_What you will do_
Nothing in the data should change when you return it, but leave the pictures out.

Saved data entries
::::::::::
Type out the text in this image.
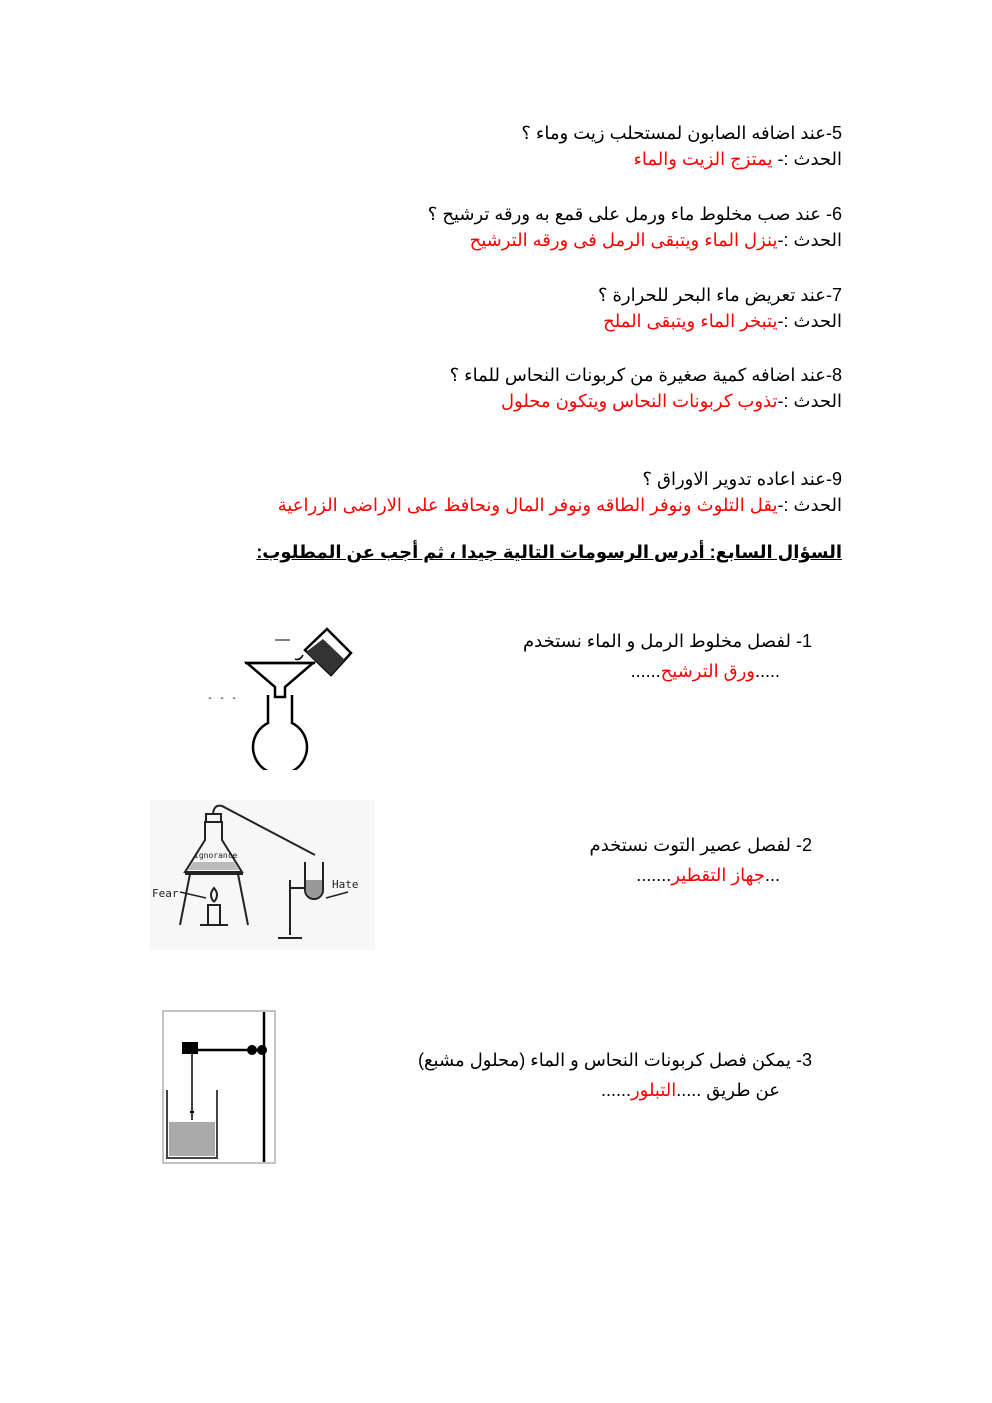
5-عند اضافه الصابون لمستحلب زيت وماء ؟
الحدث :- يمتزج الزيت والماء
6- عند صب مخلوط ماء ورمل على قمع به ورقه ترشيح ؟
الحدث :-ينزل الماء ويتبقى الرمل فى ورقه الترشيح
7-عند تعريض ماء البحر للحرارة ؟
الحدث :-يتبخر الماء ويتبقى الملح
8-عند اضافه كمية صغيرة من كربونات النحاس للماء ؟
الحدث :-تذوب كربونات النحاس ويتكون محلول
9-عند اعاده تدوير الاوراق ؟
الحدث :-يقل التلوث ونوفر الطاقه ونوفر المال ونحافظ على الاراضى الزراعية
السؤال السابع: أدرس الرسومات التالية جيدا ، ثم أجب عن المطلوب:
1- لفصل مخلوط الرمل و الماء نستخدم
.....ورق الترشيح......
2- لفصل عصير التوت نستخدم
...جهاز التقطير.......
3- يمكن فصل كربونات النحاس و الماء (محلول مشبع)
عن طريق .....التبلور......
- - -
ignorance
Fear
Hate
::::::::::
_Result of the exercise_
Type out the text in this image.
5-عند اضافه الصابون لمستحلب زيت وماء ؟
الحدث :- يمتزج الزيت والماء
6- عند صب مخلوط ماء ورمل على قمع به ورقه ترشيح ؟
الحدث :-ينزل الماء ويتبقى الرمل فى ورقه الترشيح
7-عند تعريض ماء البحر للحرارة ؟
الحدث :-يتبخر الماء ويتبقى الملح
8-عند اضافه كمية صغيرة من كربونات النحاس للماء ؟
الحدث :-تذوب كربونات النحاس ويتكون محلول
9-عند اعاده تدوير الاوراق ؟
الحدث :-يقل التلوث ونوفر الطاقه ونوفر المال ونحافظ على الاراضى الزراعية
السؤال السابع: أدرس الرسومات التالية جيدا ، ثم أجب عن المطلوب:
1- لفصل مخلوط الرمل و الماء نستخدم
.....ورق الترشيح......
2- لفصل عصير التوت نستخدم
...جهاز التقطير.......
3- يمكن فصل كربونات النحاس و الماء (محلول مشبع)
عن طريق .....التبلور......
- - -
ignorance
Fear
Hate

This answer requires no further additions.